WORK TO BE COMPLETED. Return the listing below exactly, with the pictures dropped.

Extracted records
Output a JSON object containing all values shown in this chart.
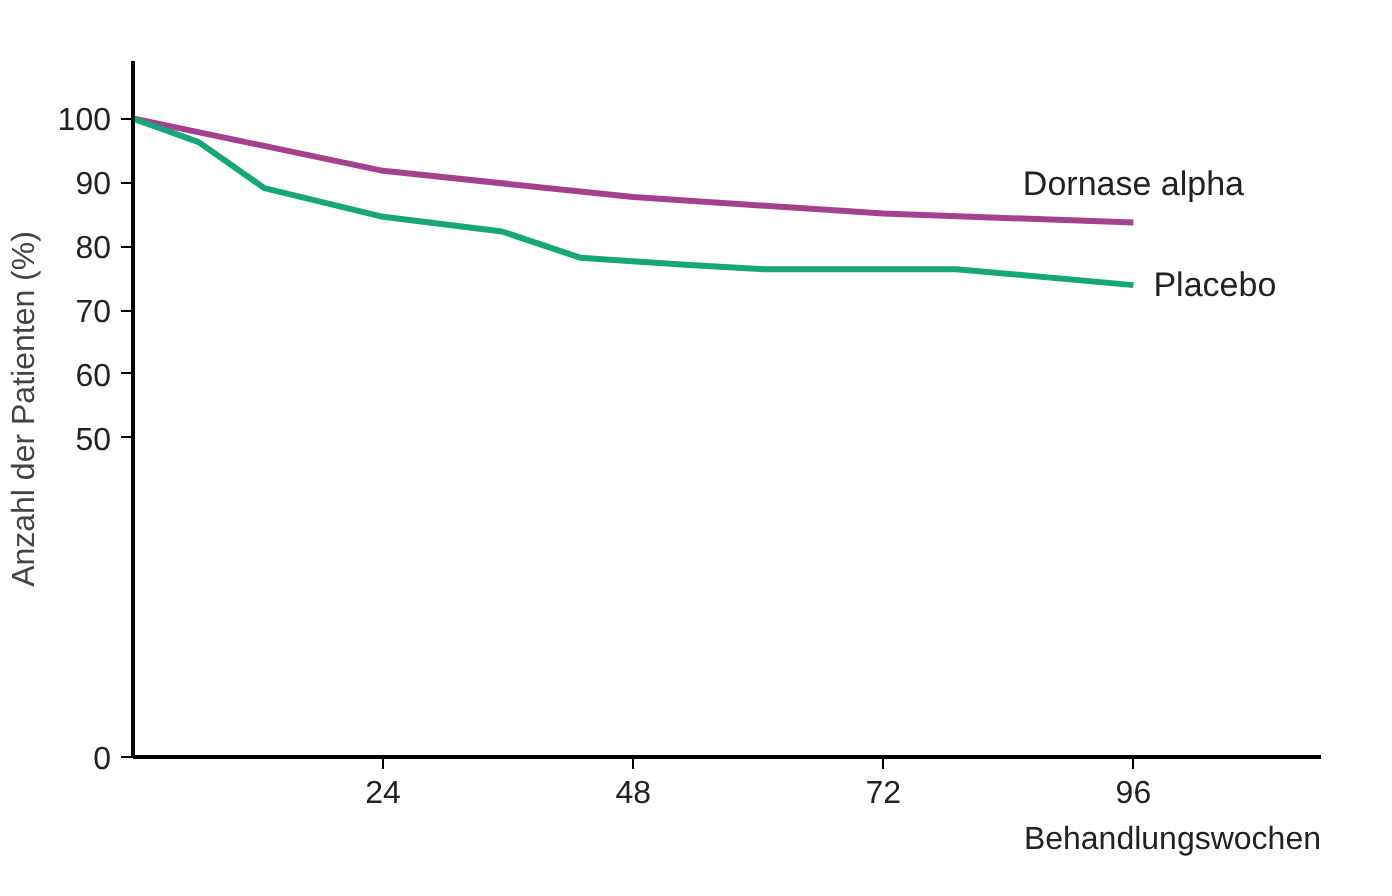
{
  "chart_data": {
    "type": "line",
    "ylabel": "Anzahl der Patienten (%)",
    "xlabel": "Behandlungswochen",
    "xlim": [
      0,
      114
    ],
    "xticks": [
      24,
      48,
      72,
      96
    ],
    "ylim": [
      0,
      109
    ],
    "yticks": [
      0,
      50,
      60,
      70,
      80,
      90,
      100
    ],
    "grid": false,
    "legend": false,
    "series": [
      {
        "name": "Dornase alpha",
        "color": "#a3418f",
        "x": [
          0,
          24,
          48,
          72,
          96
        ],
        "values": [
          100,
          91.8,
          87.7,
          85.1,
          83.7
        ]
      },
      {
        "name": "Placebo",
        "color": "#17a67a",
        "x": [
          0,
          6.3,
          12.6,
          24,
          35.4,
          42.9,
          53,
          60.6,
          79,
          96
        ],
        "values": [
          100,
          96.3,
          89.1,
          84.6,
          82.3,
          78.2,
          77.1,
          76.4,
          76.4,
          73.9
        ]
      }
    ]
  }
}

CORRECT RESPONSE.
Output a JSON object containing all values shown in this chart.
{
  "chart_data": {
    "type": "line",
    "ylabel": "Anzahl der Patienten (%)",
    "xlabel": "Behandlungswochen",
    "xlim": [
      0,
      114
    ],
    "xticks": [
      24,
      48,
      72,
      96
    ],
    "ylim": [
      0,
      109
    ],
    "yticks": [
      0,
      50,
      60,
      70,
      80,
      90,
      100
    ],
    "grid": false,
    "legend": false,
    "series": [
      {
        "name": "Dornase alpha",
        "color": "#a3418f",
        "x": [
          0,
          24,
          48,
          72,
          96
        ],
        "values": [
          100,
          91.8,
          87.7,
          85.1,
          83.7
        ]
      },
      {
        "name": "Placebo",
        "color": "#17a67a",
        "x": [
          0,
          6.3,
          12.6,
          24,
          35.4,
          42.9,
          53,
          60.6,
          79,
          96
        ],
        "values": [
          100,
          96.3,
          89.1,
          84.6,
          82.3,
          78.2,
          77.1,
          76.4,
          76.4,
          73.9
        ]
      }
    ]
  }
}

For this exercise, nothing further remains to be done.